• What to work on: Could you transcribe every line of the data below, keeping each character, number, and bracket unchanged?

[Data records]
--- --- ---
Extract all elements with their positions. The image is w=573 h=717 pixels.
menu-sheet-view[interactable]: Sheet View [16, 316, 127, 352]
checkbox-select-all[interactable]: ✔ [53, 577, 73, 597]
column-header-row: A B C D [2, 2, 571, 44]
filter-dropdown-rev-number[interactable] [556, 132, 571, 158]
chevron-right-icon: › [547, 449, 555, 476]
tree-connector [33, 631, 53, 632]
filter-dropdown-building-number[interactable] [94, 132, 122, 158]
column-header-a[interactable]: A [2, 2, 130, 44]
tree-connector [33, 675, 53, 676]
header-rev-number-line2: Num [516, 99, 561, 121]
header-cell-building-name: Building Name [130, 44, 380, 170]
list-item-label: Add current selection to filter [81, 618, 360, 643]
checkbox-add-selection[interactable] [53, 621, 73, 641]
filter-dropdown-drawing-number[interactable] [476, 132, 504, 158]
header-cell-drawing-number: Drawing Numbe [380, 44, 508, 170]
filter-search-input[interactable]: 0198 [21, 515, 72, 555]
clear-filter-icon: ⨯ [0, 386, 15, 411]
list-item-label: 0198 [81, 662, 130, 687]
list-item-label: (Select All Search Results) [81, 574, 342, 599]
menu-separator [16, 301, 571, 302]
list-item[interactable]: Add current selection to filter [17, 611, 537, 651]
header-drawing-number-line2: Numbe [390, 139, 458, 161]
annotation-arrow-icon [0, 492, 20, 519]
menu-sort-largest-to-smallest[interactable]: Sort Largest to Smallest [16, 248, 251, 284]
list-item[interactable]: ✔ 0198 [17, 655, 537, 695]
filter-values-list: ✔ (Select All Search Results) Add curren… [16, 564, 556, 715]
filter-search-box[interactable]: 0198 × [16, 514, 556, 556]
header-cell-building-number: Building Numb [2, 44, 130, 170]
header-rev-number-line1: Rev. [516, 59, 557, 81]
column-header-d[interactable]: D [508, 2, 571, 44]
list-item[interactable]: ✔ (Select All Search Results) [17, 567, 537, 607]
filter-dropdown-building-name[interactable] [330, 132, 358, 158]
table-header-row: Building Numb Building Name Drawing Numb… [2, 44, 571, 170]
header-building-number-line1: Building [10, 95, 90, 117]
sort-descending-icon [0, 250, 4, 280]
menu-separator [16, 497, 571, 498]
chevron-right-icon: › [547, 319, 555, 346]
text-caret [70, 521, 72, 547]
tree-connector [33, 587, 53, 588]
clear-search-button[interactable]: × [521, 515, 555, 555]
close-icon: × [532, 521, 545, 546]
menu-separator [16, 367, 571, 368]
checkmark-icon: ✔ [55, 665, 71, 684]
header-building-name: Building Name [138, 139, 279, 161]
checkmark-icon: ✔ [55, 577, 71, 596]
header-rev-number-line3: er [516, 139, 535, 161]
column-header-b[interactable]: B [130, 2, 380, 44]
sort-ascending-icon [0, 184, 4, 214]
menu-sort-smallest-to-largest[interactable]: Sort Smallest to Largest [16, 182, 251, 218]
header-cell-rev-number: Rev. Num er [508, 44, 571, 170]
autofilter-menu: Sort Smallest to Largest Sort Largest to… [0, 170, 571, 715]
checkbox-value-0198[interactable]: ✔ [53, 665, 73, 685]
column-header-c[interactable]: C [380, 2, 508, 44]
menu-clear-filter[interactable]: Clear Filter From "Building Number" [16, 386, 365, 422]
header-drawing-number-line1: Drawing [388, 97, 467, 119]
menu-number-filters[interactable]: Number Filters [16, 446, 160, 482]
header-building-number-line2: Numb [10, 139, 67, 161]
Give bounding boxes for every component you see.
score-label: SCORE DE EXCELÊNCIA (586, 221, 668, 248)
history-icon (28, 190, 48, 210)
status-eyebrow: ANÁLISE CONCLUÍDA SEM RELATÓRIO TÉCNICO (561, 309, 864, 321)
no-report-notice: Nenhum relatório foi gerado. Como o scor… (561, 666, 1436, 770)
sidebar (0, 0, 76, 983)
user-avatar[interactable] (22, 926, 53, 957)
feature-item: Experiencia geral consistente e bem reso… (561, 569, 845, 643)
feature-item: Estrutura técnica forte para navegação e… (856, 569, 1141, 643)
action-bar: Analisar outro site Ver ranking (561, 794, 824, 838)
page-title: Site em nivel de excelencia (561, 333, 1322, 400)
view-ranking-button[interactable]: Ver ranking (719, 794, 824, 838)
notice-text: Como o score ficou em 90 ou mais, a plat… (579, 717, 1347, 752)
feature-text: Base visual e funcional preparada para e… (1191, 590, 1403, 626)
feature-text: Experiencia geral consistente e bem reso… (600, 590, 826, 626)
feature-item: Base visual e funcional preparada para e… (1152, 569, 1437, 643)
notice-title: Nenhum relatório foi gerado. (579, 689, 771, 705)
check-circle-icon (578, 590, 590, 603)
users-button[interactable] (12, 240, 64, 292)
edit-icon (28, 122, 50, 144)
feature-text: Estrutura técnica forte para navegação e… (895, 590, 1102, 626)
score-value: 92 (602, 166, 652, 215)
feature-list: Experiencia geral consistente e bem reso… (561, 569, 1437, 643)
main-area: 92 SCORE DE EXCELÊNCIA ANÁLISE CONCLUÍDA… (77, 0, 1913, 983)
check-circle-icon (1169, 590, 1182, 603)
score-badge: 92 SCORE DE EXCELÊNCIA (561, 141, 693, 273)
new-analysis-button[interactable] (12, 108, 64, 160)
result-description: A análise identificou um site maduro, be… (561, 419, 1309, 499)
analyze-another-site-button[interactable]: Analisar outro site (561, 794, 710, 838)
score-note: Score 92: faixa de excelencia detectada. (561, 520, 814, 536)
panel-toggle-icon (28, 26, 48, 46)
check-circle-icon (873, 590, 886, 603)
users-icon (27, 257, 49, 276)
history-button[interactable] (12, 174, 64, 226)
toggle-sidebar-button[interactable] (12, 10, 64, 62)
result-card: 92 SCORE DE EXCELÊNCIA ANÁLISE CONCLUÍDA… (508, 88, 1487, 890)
--- --- ---
• Solution to this problem:
Extract all elements with their positions. The image is w=573 h=717 pixels.
menu-sheet-view[interactable]: Sheet View [16, 316, 127, 352]
checkbox-select-all[interactable]: ✔ [53, 577, 73, 597]
column-header-row: A B C D [2, 2, 571, 44]
filter-dropdown-rev-number[interactable] [556, 132, 571, 158]
chevron-right-icon: › [547, 449, 555, 476]
tree-connector [33, 631, 53, 632]
filter-dropdown-building-number[interactable] [94, 132, 122, 158]
column-header-a[interactable]: A [2, 2, 130, 44]
tree-connector [33, 675, 53, 676]
header-rev-number-line2: Num [516, 99, 561, 121]
header-cell-building-name: Building Name [130, 44, 380, 170]
list-item-label: Add current selection to filter [81, 618, 360, 643]
checkbox-add-selection[interactable] [53, 621, 73, 641]
filter-dropdown-drawing-number[interactable] [476, 132, 504, 158]
header-cell-drawing-number: Drawing Numbe [380, 44, 508, 170]
filter-search-input[interactable]: 0198 [21, 515, 72, 555]
clear-filter-icon: ⨯ [0, 386, 15, 411]
list-item-label: 0198 [81, 662, 130, 687]
list-item-label: (Select All Search Results) [81, 574, 342, 599]
menu-separator [16, 301, 571, 302]
list-item[interactable]: Add current selection to filter [17, 611, 537, 651]
header-drawing-number-line2: Numbe [390, 139, 458, 161]
annotation-arrow-icon [0, 492, 20, 519]
menu-sort-largest-to-smallest[interactable]: Sort Largest to Smallest [16, 248, 251, 284]
list-item[interactable]: ✔ 0198 [17, 655, 537, 695]
filter-values-list: ✔ (Select All Search Results) Add curren… [16, 564, 556, 715]
filter-search-box[interactable]: 0198 × [16, 514, 556, 556]
header-cell-building-number: Building Numb [2, 44, 130, 170]
header-rev-number-line1: Rev. [516, 59, 557, 81]
column-header-d[interactable]: D [508, 2, 571, 44]
list-item[interactable]: ✔ (Select All Search Results) [17, 567, 537, 607]
filter-dropdown-building-name[interactable] [330, 132, 358, 158]
table-header-row: Building Numb Building Name Drawing Numb… [2, 44, 571, 170]
header-building-number-line1: Building [10, 95, 90, 117]
sort-descending-icon [0, 250, 4, 280]
menu-separator [16, 497, 571, 498]
chevron-right-icon: › [547, 319, 555, 346]
text-caret [70, 521, 72, 547]
tree-connector [33, 587, 53, 588]
clear-search-button[interactable]: × [521, 515, 555, 555]
close-icon: × [532, 521, 545, 546]
menu-separator [16, 367, 571, 368]
checkmark-icon: ✔ [55, 665, 71, 684]
header-building-name: Building Name [138, 139, 279, 161]
checkmark-icon: ✔ [55, 577, 71, 596]
header-rev-number-line3: er [516, 139, 535, 161]
column-header-b[interactable]: B [130, 2, 380, 44]
sort-ascending-icon [0, 184, 4, 214]
menu-sort-smallest-to-largest[interactable]: Sort Smallest to Largest [16, 182, 251, 218]
header-cell-rev-number: Rev. Num er [508, 44, 571, 170]
autofilter-menu: Sort Smallest to Largest Sort Largest to… [0, 170, 571, 715]
checkbox-value-0198[interactable]: ✔ [53, 665, 73, 685]
column-header-c[interactable]: C [380, 2, 508, 44]
menu-clear-filter[interactable]: Clear Filter From "Building Number" [16, 386, 365, 422]
header-drawing-number-line1: Drawing [388, 97, 467, 119]
menu-number-filters[interactable]: Number Filters [16, 446, 160, 482]
header-building-number-line2: Numb [10, 139, 67, 161]
Give bounding boxes for every component you see.
score-label: SCORE DE EXCELÊNCIA (586, 221, 668, 248)
history-icon (28, 190, 48, 210)
status-eyebrow: ANÁLISE CONCLUÍDA SEM RELATÓRIO TÉCNICO (561, 309, 864, 321)
no-report-notice: Nenhum relatório foi gerado. Como o scor… (561, 666, 1436, 770)
sidebar (0, 0, 76, 983)
user-avatar[interactable] (22, 926, 53, 957)
feature-item: Experiencia geral consistente e bem reso… (561, 569, 845, 643)
feature-item: Estrutura técnica forte para navegação e… (856, 569, 1141, 643)
action-bar: Analisar outro site Ver ranking (561, 794, 824, 838)
page-title: Site em nivel de excelencia (561, 333, 1322, 400)
view-ranking-button[interactable]: Ver ranking (719, 794, 824, 838)
notice-text: Como o score ficou em 90 ou mais, a plat… (579, 717, 1347, 752)
feature-text: Base visual e funcional preparada para e… (1191, 590, 1403, 626)
feature-text: Experiencia geral consistente e bem reso… (600, 590, 826, 626)
feature-item: Base visual e funcional preparada para e… (1152, 569, 1437, 643)
notice-title: Nenhum relatório foi gerado. (579, 689, 771, 705)
check-circle-icon (578, 590, 590, 603)
users-button[interactable] (12, 240, 64, 292)
edit-icon (28, 122, 50, 144)
feature-text: Estrutura técnica forte para navegação e… (895, 590, 1102, 626)
score-value: 92 (602, 166, 652, 215)
feature-list: Experiencia geral consistente e bem reso… (561, 569, 1437, 643)
main-area: 92 SCORE DE EXCELÊNCIA ANÁLISE CONCLUÍDA… (77, 0, 1913, 983)
check-circle-icon (1169, 590, 1182, 603)
score-badge: 92 SCORE DE EXCELÊNCIA (561, 141, 693, 273)
new-analysis-button[interactable] (12, 108, 64, 160)
result-description: A análise identificou um site maduro, be… (561, 419, 1309, 499)
analyze-another-site-button[interactable]: Analisar outro site (561, 794, 710, 838)
score-note: Score 92: faixa de excelencia detectada. (561, 520, 814, 536)
panel-toggle-icon (28, 26, 48, 46)
check-circle-icon (873, 590, 886, 603)
users-icon (27, 257, 49, 276)
history-button[interactable] (12, 174, 64, 226)
toggle-sidebar-button[interactable] (12, 10, 64, 62)
result-card: 92 SCORE DE EXCELÊNCIA ANÁLISE CONCLUÍDA… (508, 88, 1487, 890)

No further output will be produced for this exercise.